Work instructions: What lines of the data include the string "right"? Copy them all.

Data for the task:
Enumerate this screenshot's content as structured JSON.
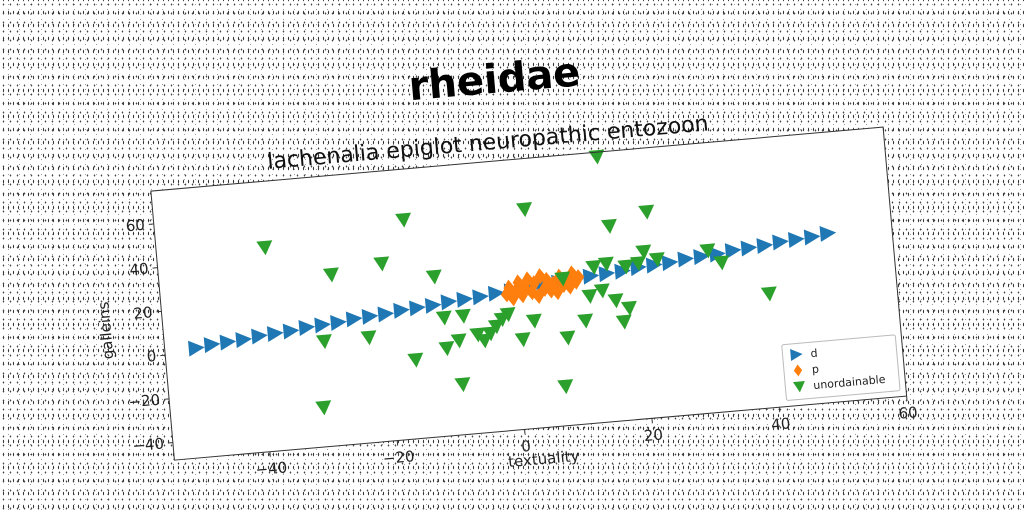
{
  "chart_data": {
    "type": "scatter",
    "suptitle": "rheidae",
    "title": "lachenalia epiglot neuropathic entozoon",
    "xlabel": "textuality",
    "ylabel": "galleins",
    "xlim": [
      -55,
      60
    ],
    "ylim": [
      -48,
      75
    ],
    "xticks": [
      -40,
      -20,
      0,
      20,
      40,
      60
    ],
    "yticks": [
      -40,
      -20,
      0,
      20,
      40,
      60
    ],
    "xtick_labels": [
      "−40",
      "−20",
      "0",
      "20",
      "40",
      "60"
    ],
    "ytick_labels": [
      "−40",
      "−20",
      "0",
      "20",
      "40",
      "60"
    ],
    "grid": false,
    "legend_position": "lower-right",
    "series": [
      {
        "name": "d",
        "marker": "triangle-right",
        "color": "#1f77b4",
        "points": [
          [
            -50,
            2
          ],
          [
            -47.5,
            3
          ],
          [
            -45,
            3.5
          ],
          [
            -42.5,
            4
          ],
          [
            -40,
            5
          ],
          [
            -37.5,
            5.5
          ],
          [
            -35,
            6
          ],
          [
            -32.5,
            7
          ],
          [
            -30,
            7.5
          ],
          [
            -27.5,
            8
          ],
          [
            -25,
            9
          ],
          [
            -22.5,
            9.5
          ],
          [
            -20,
            10
          ],
          [
            -17.5,
            11
          ],
          [
            -15,
            11.5
          ],
          [
            -12.5,
            12
          ],
          [
            -10,
            13
          ],
          [
            -7.5,
            13.5
          ],
          [
            -5,
            14
          ],
          [
            -2.5,
            15
          ],
          [
            0,
            15.5
          ],
          [
            2.5,
            16
          ],
          [
            5,
            17
          ],
          [
            7.5,
            17.5
          ],
          [
            10,
            18
          ],
          [
            12.5,
            19
          ],
          [
            15,
            19.5
          ],
          [
            17.5,
            20
          ],
          [
            20,
            21
          ],
          [
            22.5,
            21.5
          ],
          [
            25,
            22
          ],
          [
            27.5,
            23
          ],
          [
            30,
            23.5
          ],
          [
            32.5,
            24
          ],
          [
            35,
            25
          ],
          [
            37.5,
            25.5
          ],
          [
            40,
            26
          ],
          [
            42.5,
            27
          ],
          [
            45,
            27.5
          ],
          [
            47.5,
            28
          ],
          [
            50,
            29
          ]
        ]
      },
      {
        "name": "p",
        "marker": "diamond",
        "color": "#ff7f0e",
        "points": [
          [
            -1,
            14
          ],
          [
            -0.5,
            17
          ],
          [
            0,
            12
          ],
          [
            0.5,
            15
          ],
          [
            1,
            19
          ],
          [
            1.5,
            13
          ],
          [
            2,
            16
          ],
          [
            2.5,
            20
          ],
          [
            3,
            14
          ],
          [
            3.5,
            18
          ],
          [
            4,
            12
          ],
          [
            4.5,
            21
          ],
          [
            5,
            15
          ],
          [
            5.5,
            19
          ],
          [
            6,
            14
          ],
          [
            6.5,
            17
          ],
          [
            7,
            13
          ],
          [
            7.5,
            20
          ],
          [
            8,
            16
          ],
          [
            8.5,
            18
          ],
          [
            9,
            15
          ],
          [
            9.5,
            21
          ],
          [
            10,
            17
          ],
          [
            10.5,
            19
          ]
        ]
      },
      {
        "name": "unordainable",
        "marker": "triangle-down",
        "color": "#2ca02c",
        "points": [
          [
            -38,
            45
          ],
          [
            -31,
            -30
          ],
          [
            -30,
            0
          ],
          [
            -28,
            30
          ],
          [
            -23,
            0
          ],
          [
            -20,
            33
          ],
          [
            -16,
            -12
          ],
          [
            -16,
            52
          ],
          [
            -12,
            25
          ],
          [
            -11,
            -8
          ],
          [
            -11,
            6
          ],
          [
            -9,
            -25
          ],
          [
            -9,
            -5
          ],
          [
            -8,
            6
          ],
          [
            -6,
            -3
          ],
          [
            -5,
            -6
          ],
          [
            -4,
            -3
          ],
          [
            -3,
            0
          ],
          [
            -2,
            3
          ],
          [
            -1,
            5
          ],
          [
            1,
            -7
          ],
          [
            3,
            1
          ],
          [
            3,
            52
          ],
          [
            7,
            -30
          ],
          [
            8,
            -8
          ],
          [
            8,
            19
          ],
          [
            11,
            -1
          ],
          [
            12,
            10
          ],
          [
            13,
            23
          ],
          [
            14,
            12
          ],
          [
            15,
            24
          ],
          [
            15,
            73
          ],
          [
            16,
            7
          ],
          [
            16,
            41
          ],
          [
            17,
            -3
          ],
          [
            18,
            22
          ],
          [
            18,
            3
          ],
          [
            20,
            23
          ],
          [
            21,
            28
          ],
          [
            22,
            46
          ],
          [
            23,
            24
          ],
          [
            31,
            26
          ],
          [
            33,
            20
          ],
          [
            40,
            4
          ]
        ]
      }
    ]
  }
}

Correct output:
    "legend_position": "lower-right",
        "marker": "triangle-right",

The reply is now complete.